§ GOAL:
Where a line in the listing below contains the word "vertical", copy that line.
**** ENTRIES PROVIDED
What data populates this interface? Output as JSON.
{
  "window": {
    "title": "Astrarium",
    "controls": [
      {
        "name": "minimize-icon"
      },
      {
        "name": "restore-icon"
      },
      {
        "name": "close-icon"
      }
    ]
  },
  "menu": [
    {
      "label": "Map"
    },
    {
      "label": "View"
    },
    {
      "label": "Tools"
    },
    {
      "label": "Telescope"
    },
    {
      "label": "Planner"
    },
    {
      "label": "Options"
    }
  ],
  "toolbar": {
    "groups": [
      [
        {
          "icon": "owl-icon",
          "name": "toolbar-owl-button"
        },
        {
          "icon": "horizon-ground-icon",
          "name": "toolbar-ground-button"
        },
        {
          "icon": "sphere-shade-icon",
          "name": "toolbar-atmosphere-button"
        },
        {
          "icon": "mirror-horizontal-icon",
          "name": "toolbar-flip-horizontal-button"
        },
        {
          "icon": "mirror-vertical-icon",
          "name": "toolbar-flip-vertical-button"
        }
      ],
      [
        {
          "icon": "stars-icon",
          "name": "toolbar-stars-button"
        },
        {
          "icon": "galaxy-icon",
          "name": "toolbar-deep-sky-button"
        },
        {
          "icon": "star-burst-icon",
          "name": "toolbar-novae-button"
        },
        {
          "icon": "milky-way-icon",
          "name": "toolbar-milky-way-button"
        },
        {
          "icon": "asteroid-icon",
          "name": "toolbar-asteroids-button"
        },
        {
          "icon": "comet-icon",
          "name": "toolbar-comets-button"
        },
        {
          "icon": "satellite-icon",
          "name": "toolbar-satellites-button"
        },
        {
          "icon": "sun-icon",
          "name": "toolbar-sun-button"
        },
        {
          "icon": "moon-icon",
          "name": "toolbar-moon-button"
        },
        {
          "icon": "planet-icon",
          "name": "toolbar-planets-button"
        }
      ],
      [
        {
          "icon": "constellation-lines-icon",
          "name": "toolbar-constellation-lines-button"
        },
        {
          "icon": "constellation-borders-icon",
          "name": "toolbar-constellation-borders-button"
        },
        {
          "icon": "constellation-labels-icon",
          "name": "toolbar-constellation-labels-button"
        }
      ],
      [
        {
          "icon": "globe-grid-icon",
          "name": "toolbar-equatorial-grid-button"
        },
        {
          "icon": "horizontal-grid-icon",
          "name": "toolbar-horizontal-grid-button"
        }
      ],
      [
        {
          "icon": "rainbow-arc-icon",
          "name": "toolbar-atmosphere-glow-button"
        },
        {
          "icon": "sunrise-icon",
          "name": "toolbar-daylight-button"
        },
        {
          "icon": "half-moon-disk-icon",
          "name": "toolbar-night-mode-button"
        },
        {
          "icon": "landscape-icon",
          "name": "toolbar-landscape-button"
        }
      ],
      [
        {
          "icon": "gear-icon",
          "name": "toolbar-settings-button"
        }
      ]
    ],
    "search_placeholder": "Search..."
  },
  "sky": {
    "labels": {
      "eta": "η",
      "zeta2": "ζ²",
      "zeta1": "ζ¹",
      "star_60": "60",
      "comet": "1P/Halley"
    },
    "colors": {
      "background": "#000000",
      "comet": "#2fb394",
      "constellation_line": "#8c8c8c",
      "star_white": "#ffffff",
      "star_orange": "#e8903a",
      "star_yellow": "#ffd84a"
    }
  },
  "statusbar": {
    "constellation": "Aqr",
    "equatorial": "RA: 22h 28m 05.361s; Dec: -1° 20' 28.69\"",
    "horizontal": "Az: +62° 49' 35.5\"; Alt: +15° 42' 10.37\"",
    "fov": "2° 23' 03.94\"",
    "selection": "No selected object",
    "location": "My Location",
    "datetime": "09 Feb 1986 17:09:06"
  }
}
********
**** ENTRIES PROVIDED
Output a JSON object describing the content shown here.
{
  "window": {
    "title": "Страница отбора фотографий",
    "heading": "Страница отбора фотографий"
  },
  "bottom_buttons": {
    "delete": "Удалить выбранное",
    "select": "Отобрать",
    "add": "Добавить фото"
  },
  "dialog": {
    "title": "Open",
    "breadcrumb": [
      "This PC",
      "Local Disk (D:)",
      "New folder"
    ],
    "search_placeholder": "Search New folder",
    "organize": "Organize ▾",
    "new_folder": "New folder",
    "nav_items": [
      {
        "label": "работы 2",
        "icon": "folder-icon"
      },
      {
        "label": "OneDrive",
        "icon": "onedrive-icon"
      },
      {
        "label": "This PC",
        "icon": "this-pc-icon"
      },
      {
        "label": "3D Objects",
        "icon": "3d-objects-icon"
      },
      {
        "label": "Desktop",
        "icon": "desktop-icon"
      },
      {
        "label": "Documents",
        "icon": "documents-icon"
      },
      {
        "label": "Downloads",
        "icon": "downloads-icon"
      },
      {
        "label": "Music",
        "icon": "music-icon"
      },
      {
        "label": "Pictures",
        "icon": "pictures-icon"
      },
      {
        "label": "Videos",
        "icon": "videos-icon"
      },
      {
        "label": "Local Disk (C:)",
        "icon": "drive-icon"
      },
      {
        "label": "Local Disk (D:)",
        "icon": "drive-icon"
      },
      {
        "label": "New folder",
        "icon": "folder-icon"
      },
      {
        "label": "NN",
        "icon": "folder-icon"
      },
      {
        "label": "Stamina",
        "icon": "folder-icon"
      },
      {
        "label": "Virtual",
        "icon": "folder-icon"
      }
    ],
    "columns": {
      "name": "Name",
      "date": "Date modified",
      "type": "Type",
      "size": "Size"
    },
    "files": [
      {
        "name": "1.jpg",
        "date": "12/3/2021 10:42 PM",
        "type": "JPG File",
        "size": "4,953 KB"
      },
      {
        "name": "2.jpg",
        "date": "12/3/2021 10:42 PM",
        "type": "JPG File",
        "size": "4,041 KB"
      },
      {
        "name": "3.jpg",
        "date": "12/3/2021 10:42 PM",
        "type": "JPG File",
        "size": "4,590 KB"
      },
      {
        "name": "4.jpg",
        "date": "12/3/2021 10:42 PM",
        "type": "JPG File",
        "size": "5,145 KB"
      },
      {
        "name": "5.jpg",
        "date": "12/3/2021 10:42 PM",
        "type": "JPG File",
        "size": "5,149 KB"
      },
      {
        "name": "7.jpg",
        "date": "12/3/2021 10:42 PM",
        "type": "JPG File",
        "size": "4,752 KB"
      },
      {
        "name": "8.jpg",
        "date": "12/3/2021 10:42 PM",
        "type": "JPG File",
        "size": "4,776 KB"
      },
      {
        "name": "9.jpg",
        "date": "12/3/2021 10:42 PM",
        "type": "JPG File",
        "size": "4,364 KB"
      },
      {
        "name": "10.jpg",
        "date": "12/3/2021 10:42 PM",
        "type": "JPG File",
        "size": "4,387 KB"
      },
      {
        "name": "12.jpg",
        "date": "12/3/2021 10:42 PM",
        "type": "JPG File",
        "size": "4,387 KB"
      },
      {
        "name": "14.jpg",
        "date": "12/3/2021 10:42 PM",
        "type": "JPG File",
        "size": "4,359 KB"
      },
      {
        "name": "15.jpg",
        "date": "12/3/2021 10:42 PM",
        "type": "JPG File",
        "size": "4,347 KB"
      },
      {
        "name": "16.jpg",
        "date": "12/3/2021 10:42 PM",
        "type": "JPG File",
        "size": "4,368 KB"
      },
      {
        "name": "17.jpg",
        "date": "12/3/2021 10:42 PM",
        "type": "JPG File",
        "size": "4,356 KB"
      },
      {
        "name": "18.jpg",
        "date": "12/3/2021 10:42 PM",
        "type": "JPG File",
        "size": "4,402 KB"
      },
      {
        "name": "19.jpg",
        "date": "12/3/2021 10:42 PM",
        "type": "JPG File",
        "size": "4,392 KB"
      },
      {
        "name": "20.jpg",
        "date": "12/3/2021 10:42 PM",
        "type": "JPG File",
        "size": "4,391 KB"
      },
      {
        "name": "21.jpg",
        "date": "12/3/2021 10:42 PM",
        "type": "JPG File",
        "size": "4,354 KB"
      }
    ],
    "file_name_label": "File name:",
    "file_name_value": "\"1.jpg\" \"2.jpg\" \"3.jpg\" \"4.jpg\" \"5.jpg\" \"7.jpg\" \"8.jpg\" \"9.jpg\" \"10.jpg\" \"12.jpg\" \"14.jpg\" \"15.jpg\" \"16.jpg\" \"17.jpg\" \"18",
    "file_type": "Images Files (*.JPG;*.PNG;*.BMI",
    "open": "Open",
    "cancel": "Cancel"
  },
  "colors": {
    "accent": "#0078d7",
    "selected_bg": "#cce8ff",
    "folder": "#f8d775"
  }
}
********
§ WRITTEN REPLY:
          "icon": "mirror-vertical-icon",
          "name": "toolbar-flip-vertical-button"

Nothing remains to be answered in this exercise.